Reproduce the full listing below unchanged, apart from the pictures.

** START OF Records for the task **

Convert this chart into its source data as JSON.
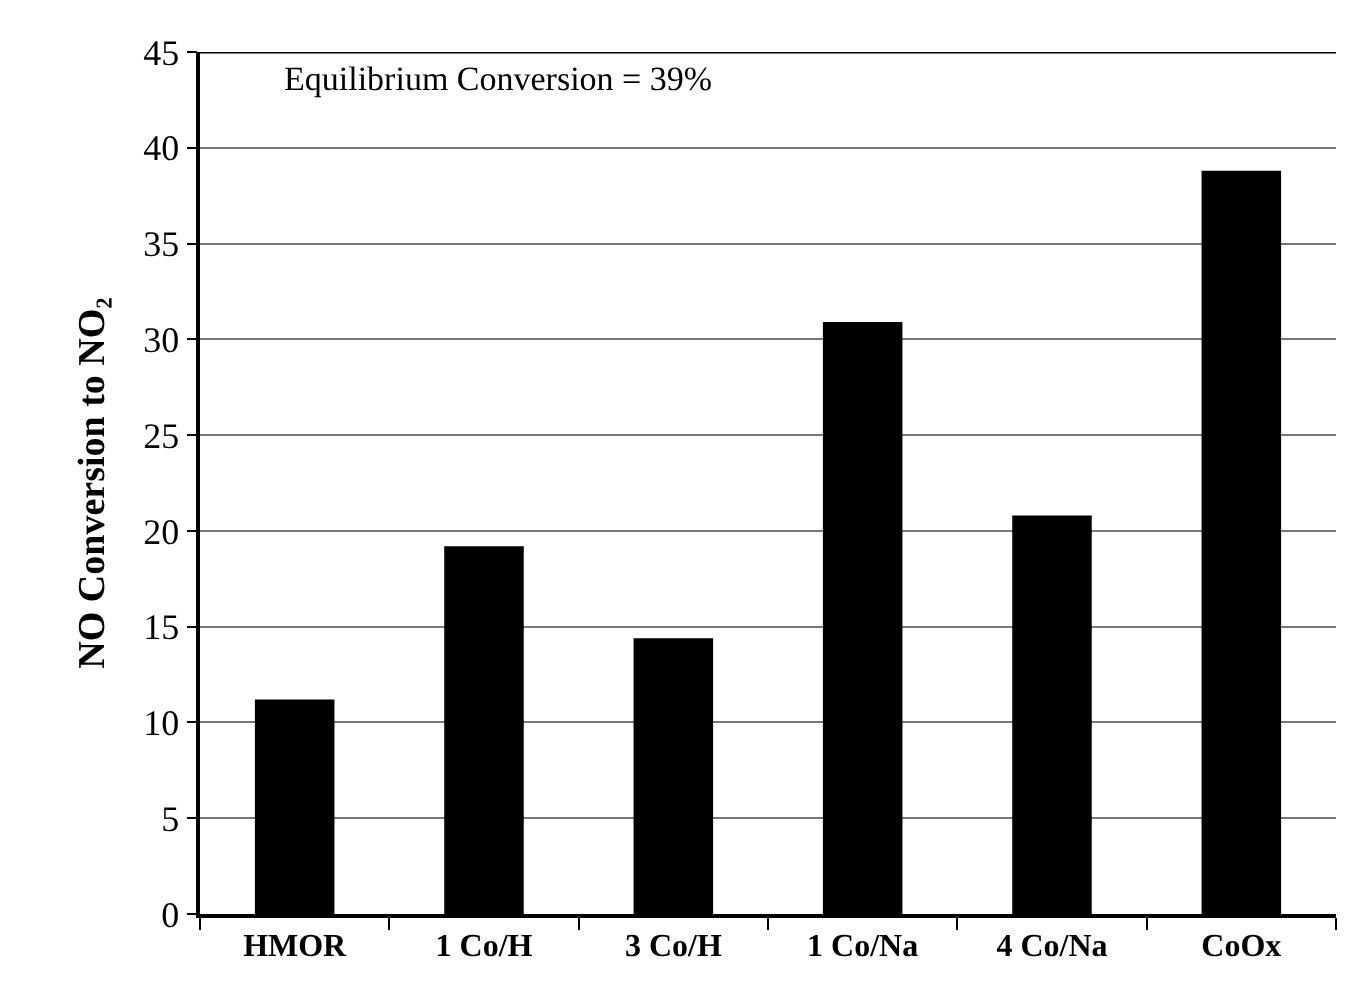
{
  "chart_data": {
    "type": "bar",
    "ylabel": "NO Conversion to NO₂",
    "annotations": [
      "Equilibrium Conversion = 39%"
    ],
    "categories": [
      "HMOR",
      "1 Co/H",
      "3 Co/H",
      "1 Co/Na",
      "4 Co/Na",
      "CoOx"
    ],
    "values": [
      11.2,
      19.2,
      14.4,
      30.9,
      20.8,
      38.8
    ],
    "color": "#000000",
    "ylim": [
      0,
      45
    ],
    "yticks": [
      0,
      5,
      10,
      15,
      20,
      25,
      30,
      35,
      40,
      45
    ],
    "grid": "y"
  }
}
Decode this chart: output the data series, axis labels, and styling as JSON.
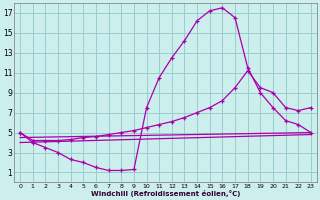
{
  "xlabel": "Windchill (Refroidissement éolien,°C)",
  "bg_color": "#cceeed",
  "line_color": "#aa00aa",
  "grid_color": "#99cccc",
  "xlim": [
    -0.5,
    23.5
  ],
  "ylim": [
    0,
    18
  ],
  "xticks": [
    0,
    1,
    2,
    3,
    4,
    5,
    6,
    7,
    8,
    9,
    10,
    11,
    12,
    13,
    14,
    15,
    16,
    17,
    18,
    19,
    20,
    21,
    22,
    23
  ],
  "yticks": [
    1,
    3,
    5,
    7,
    9,
    11,
    13,
    15,
    17
  ],
  "line1_x": [
    0,
    1,
    2,
    3,
    4,
    5,
    6,
    7,
    8,
    9,
    10,
    11,
    12,
    13,
    14,
    15,
    16,
    17,
    18,
    19,
    20,
    21,
    22,
    23
  ],
  "line1_y": [
    5.0,
    4.0,
    3.5,
    3.0,
    2.3,
    2.0,
    1.5,
    1.2,
    1.2,
    1.3,
    7.5,
    10.5,
    12.5,
    14.2,
    16.2,
    17.2,
    17.5,
    16.5,
    11.5,
    9.0,
    7.5,
    6.2,
    5.8,
    5.0
  ],
  "line2_x": [
    0,
    1,
    2,
    3,
    4,
    5,
    6,
    7,
    8,
    9,
    10,
    11,
    12,
    13,
    14,
    15,
    16,
    17,
    18,
    19,
    20,
    21,
    22,
    23
  ],
  "line2_y": [
    5.0,
    4.2,
    4.2,
    4.2,
    4.3,
    4.5,
    4.6,
    4.8,
    5.0,
    5.2,
    5.5,
    5.8,
    6.1,
    6.5,
    7.0,
    7.5,
    8.2,
    9.5,
    11.2,
    9.5,
    9.0,
    7.5,
    7.2,
    7.5
  ],
  "line3_x": [
    0,
    23
  ],
  "line3_y": [
    4.5,
    5.0
  ],
  "line4_x": [
    0,
    23
  ],
  "line4_y": [
    4.0,
    4.8
  ]
}
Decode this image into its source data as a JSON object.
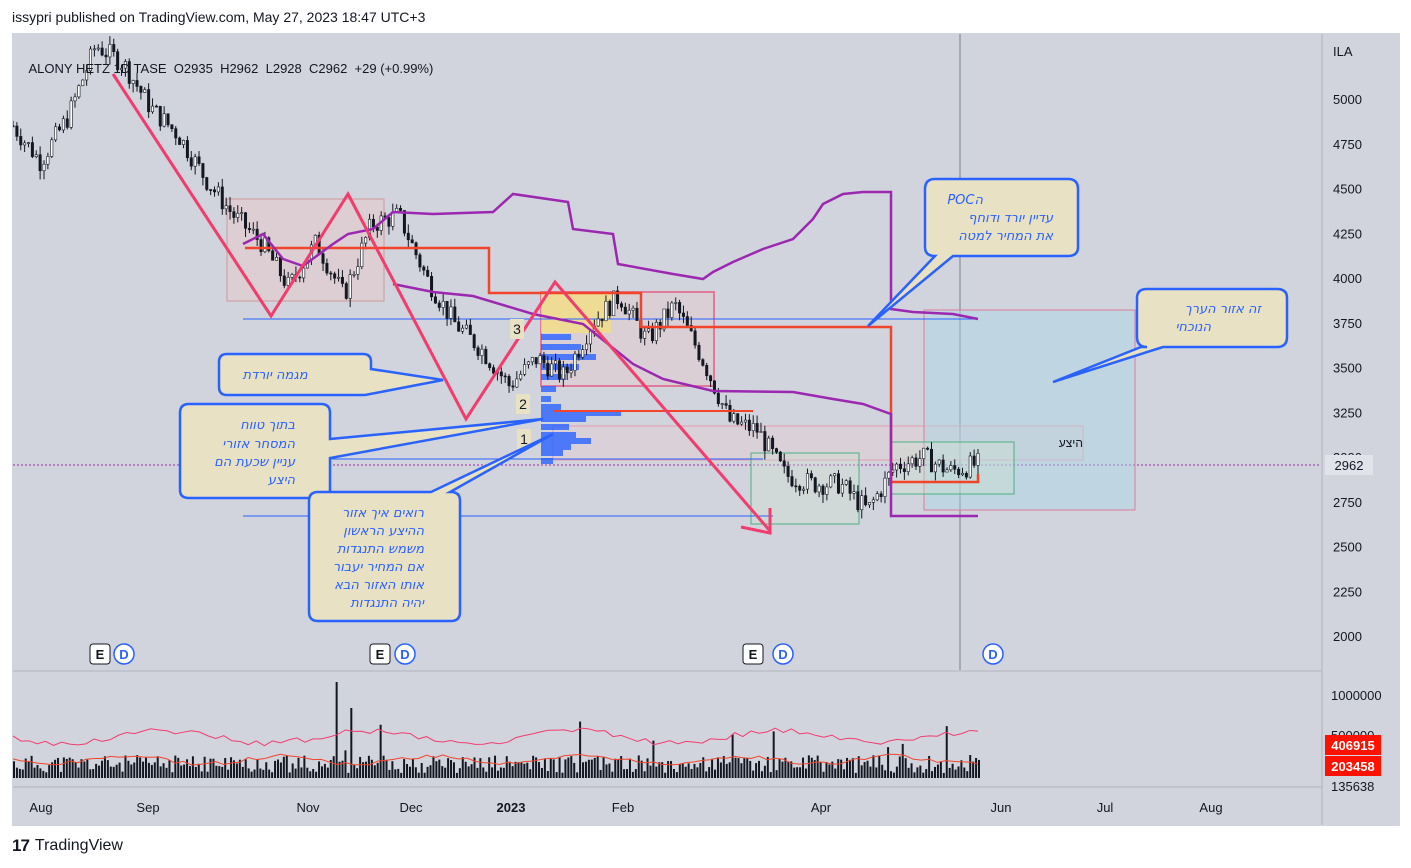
{
  "header": {
    "text": "issypri published on TradingView.com, May 27, 2023 18:47 UTC+3"
  },
  "legend": {
    "symbol": "ALONY HETZ",
    "interval": "1D",
    "exchange": "TASE",
    "open": "O2935",
    "high": "H2962",
    "low": "L2928",
    "close": "C2962",
    "change": "+29 (+0.99%)"
  },
  "price_axis": {
    "currency": "ILA",
    "last_price": "2962"
  },
  "volume_axis": {
    "label_top": "1000000",
    "label_partial": "500000",
    "badge_1": "406915",
    "badge_2": "203458",
    "label_bottom": "135638"
  },
  "annotations": {
    "descending_trend": "מגמה יורדת",
    "within_range": [
      "בתוך טווח",
      "המסחר אזורי",
      "עניין שכעת הם",
      "היצע"
    ],
    "see_how_zone": [
      "רואים איך אזור",
      "ההיצע הראשון",
      "משמש התנגדות",
      "אם המחיר יעבור",
      "אותו האזור הבא",
      "יהיה התנגדות"
    ],
    "poc": [
      "POCה",
      "עדיין יורד ודוחף",
      "את המחיר למטה"
    ],
    "value_zone": [
      "זה אזור הערך",
      "הנוכחי"
    ],
    "supply_label": "היצע",
    "zone_1": "1",
    "zone_2": "2",
    "zone_3": "3"
  },
  "event_markers": {
    "earnings": "E",
    "dividend": "D"
  },
  "footer": {
    "brand": "TradingView",
    "logo": "17"
  },
  "colors": {
    "background": "#d1d4dc",
    "trend_line": "#f23c6e",
    "poc_line": "#f2442b",
    "vwap_line": "#9c27b0",
    "blue_line": "#2962ff",
    "callout_fill": "#e8e1c3",
    "callout_border": "#2962ff",
    "volume_profile": "#2962ff",
    "volume_badge": "#ff1100"
  },
  "chart_data": {
    "type": "candlestick",
    "symbol": "ALONY HETZ",
    "y_ticks": [
      5000,
      4750,
      4500,
      4250,
      4000,
      3750,
      3500,
      3250,
      3000,
      2750,
      2500,
      2250,
      2000
    ],
    "ylim": [
      1830,
      5300
    ],
    "x_ticks": [
      "Aug",
      "Sep",
      "Nov",
      "Dec",
      "2023",
      "Feb",
      "Apr",
      "Jun",
      "Jul",
      "Aug"
    ],
    "price_path": [
      [
        "Aug",
        4850
      ],
      [
        "Aug",
        4650
      ],
      [
        "Aug",
        4900
      ],
      [
        "Sep",
        5300
      ],
      [
        "Sep",
        5200
      ],
      [
        "Sep",
        4950
      ],
      [
        "Sep",
        4800
      ],
      [
        "Sep",
        4550
      ],
      [
        "Sep",
        4350
      ],
      [
        "Nov",
        4200
      ],
      [
        "Nov",
        3950
      ],
      [
        "Nov",
        4200
      ],
      [
        "Nov",
        3900
      ],
      [
        "Nov",
        4300
      ],
      [
        "Nov",
        4350
      ],
      [
        "Dec",
        4000
      ],
      [
        "Dec",
        3750
      ],
      [
        "Dec",
        3600
      ],
      [
        "Dec",
        3400
      ],
      [
        "Dec",
        3550
      ],
      [
        "2023",
        3450
      ],
      [
        "2023",
        3750
      ],
      [
        "2023",
        3900
      ],
      [
        "Feb",
        3650
      ],
      [
        "Feb",
        3850
      ],
      [
        "Feb",
        3550
      ],
      [
        "Feb",
        3200
      ],
      [
        "Feb",
        3150
      ],
      [
        "Apr",
        2900
      ],
      [
        "Apr",
        2850
      ],
      [
        "Apr",
        2850
      ],
      [
        "Apr",
        2700
      ],
      [
        "Apr",
        2950
      ],
      [
        "Apr",
        3000
      ],
      [
        "May",
        2920
      ],
      [
        "May",
        2962
      ]
    ],
    "levels": {
      "upper_blue": 3780,
      "middle_blue": 3000,
      "lower_blue": 2690,
      "last": 2962
    },
    "volume": {
      "max_label": 1000000,
      "avg_1": 406915,
      "avg_2": 203458
    }
  }
}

** END OF Records for the task **

Result below:
Convert this chart into its source data as JSON.
{
  "chart_data": {
    "type": "bar",
    "ylabel": "NO Conversion to NO₂",
    "annotations": [
      "Equilibrium Conversion = 39%"
    ],
    "categories": [
      "HMOR",
      "1 Co/H",
      "3 Co/H",
      "1 Co/Na",
      "4 Co/Na",
      "CoOx"
    ],
    "values": [
      11.2,
      19.2,
      14.4,
      30.9,
      20.8,
      38.8
    ],
    "color": "#000000",
    "ylim": [
      0,
      45
    ],
    "yticks": [
      0,
      5,
      10,
      15,
      20,
      25,
      30,
      35,
      40,
      45
    ],
    "grid": "y"
  }
}
Decode this chart: output the data series, axis labels, and styling as JSON.
{
  "xlabel": "Windchill (Refroidissement éolien,°C)",
  "bg_color": "#cceeed",
  "line_color": "#aa00aa",
  "grid_color": "#99cccc",
  "xlim": [
    -0.5,
    23.5
  ],
  "ylim": [
    0,
    18
  ],
  "xticks": [
    0,
    1,
    2,
    3,
    4,
    5,
    6,
    7,
    8,
    9,
    10,
    11,
    12,
    13,
    14,
    15,
    16,
    17,
    18,
    19,
    20,
    21,
    22,
    23
  ],
  "yticks": [
    1,
    3,
    5,
    7,
    9,
    11,
    13,
    15,
    17
  ],
  "line1_x": [
    0,
    1,
    2,
    3,
    4,
    5,
    6,
    7,
    8,
    9,
    10,
    11,
    12,
    13,
    14,
    15,
    16,
    17,
    18,
    19,
    20,
    21,
    22,
    23
  ],
  "line1_y": [
    5.0,
    4.0,
    3.5,
    3.0,
    2.3,
    2.0,
    1.5,
    1.2,
    1.2,
    1.3,
    7.5,
    10.5,
    12.5,
    14.2,
    16.2,
    17.2,
    17.5,
    16.5,
    11.5,
    9.0,
    7.5,
    6.2,
    5.8,
    5.0
  ],
  "line2_x": [
    0,
    1,
    2,
    3,
    4,
    5,
    6,
    7,
    8,
    9,
    10,
    11,
    12,
    13,
    14,
    15,
    16,
    17,
    18,
    19,
    20,
    21,
    22,
    23
  ],
  "line2_y": [
    5.0,
    4.2,
    4.2,
    4.2,
    4.3,
    4.5,
    4.6,
    4.8,
    5.0,
    5.2,
    5.5,
    5.8,
    6.1,
    6.5,
    7.0,
    7.5,
    8.2,
    9.5,
    11.2,
    9.5,
    9.0,
    7.5,
    7.2,
    7.5
  ],
  "line3_x": [
    0,
    23
  ],
  "line3_y": [
    4.5,
    5.0
  ],
  "line4_x": [
    0,
    23
  ],
  "line4_y": [
    4.0,
    4.8
  ]
}
Decode this image into its source data as a JSON object.
{
  "header": {
    "text": "issypri published on TradingView.com, May 27, 2023 18:47 UTC+3"
  },
  "legend": {
    "symbol": "ALONY HETZ",
    "interval": "1D",
    "exchange": "TASE",
    "open": "O2935",
    "high": "H2962",
    "low": "L2928",
    "close": "C2962",
    "change": "+29 (+0.99%)"
  },
  "price_axis": {
    "currency": "ILA",
    "last_price": "2962"
  },
  "volume_axis": {
    "label_top": "1000000",
    "label_partial": "500000",
    "badge_1": "406915",
    "badge_2": "203458",
    "label_bottom": "135638"
  },
  "annotations": {
    "descending_trend": "מגמה יורדת",
    "within_range": [
      "בתוך טווח",
      "המסחר אזורי",
      "עניין שכעת הם",
      "היצע"
    ],
    "see_how_zone": [
      "רואים איך אזור",
      "ההיצע הראשון",
      "משמש התנגדות",
      "אם המחיר יעבור",
      "אותו האזור הבא",
      "יהיה התנגדות"
    ],
    "poc": [
      "POCה",
      "עדיין יורד ודוחף",
      "את המחיר למטה"
    ],
    "value_zone": [
      "זה אזור הערך",
      "הנוכחי"
    ],
    "supply_label": "היצע",
    "zone_1": "1",
    "zone_2": "2",
    "zone_3": "3"
  },
  "event_markers": {
    "earnings": "E",
    "dividend": "D"
  },
  "footer": {
    "brand": "TradingView",
    "logo": "17"
  },
  "colors": {
    "background": "#d1d4dc",
    "trend_line": "#f23c6e",
    "poc_line": "#f2442b",
    "vwap_line": "#9c27b0",
    "blue_line": "#2962ff",
    "callout_fill": "#e8e1c3",
    "callout_border": "#2962ff",
    "volume_profile": "#2962ff",
    "volume_badge": "#ff1100"
  },
  "chart_data": {
    "type": "candlestick",
    "symbol": "ALONY HETZ",
    "y_ticks": [
      5000,
      4750,
      4500,
      4250,
      4000,
      3750,
      3500,
      3250,
      3000,
      2750,
      2500,
      2250,
      2000
    ],
    "ylim": [
      1830,
      5300
    ],
    "x_ticks": [
      "Aug",
      "Sep",
      "Nov",
      "Dec",
      "2023",
      "Feb",
      "Apr",
      "Jun",
      "Jul",
      "Aug"
    ],
    "price_path": [
      [
        "Aug",
        4850
      ],
      [
        "Aug",
        4650
      ],
      [
        "Aug",
        4900
      ],
      [
        "Sep",
        5300
      ],
      [
        "Sep",
        5200
      ],
      [
        "Sep",
        4950
      ],
      [
        "Sep",
        4800
      ],
      [
        "Sep",
        4550
      ],
      [
        "Sep",
        4350
      ],
      [
        "Nov",
        4200
      ],
      [
        "Nov",
        3950
      ],
      [
        "Nov",
        4200
      ],
      [
        "Nov",
        3900
      ],
      [
        "Nov",
        4300
      ],
      [
        "Nov",
        4350
      ],
      [
        "Dec",
        4000
      ],
      [
        "Dec",
        3750
      ],
      [
        "Dec",
        3600
      ],
      [
        "Dec",
        3400
      ],
      [
        "Dec",
        3550
      ],
      [
        "2023",
        3450
      ],
      [
        "2023",
        3750
      ],
      [
        "2023",
        3900
      ],
      [
        "Feb",
        3650
      ],
      [
        "Feb",
        3850
      ],
      [
        "Feb",
        3550
      ],
      [
        "Feb",
        3200
      ],
      [
        "Feb",
        3150
      ],
      [
        "Apr",
        2900
      ],
      [
        "Apr",
        2850
      ],
      [
        "Apr",
        2850
      ],
      [
        "Apr",
        2700
      ],
      [
        "Apr",
        2950
      ],
      [
        "Apr",
        3000
      ],
      [
        "May",
        2920
      ],
      [
        "May",
        2962
      ]
    ],
    "levels": {
      "upper_blue": 3780,
      "middle_blue": 3000,
      "lower_blue": 2690,
      "last": 2962
    },
    "volume": {
      "max_label": 1000000,
      "avg_1": 406915,
      "avg_2": 203458
    }
  }
}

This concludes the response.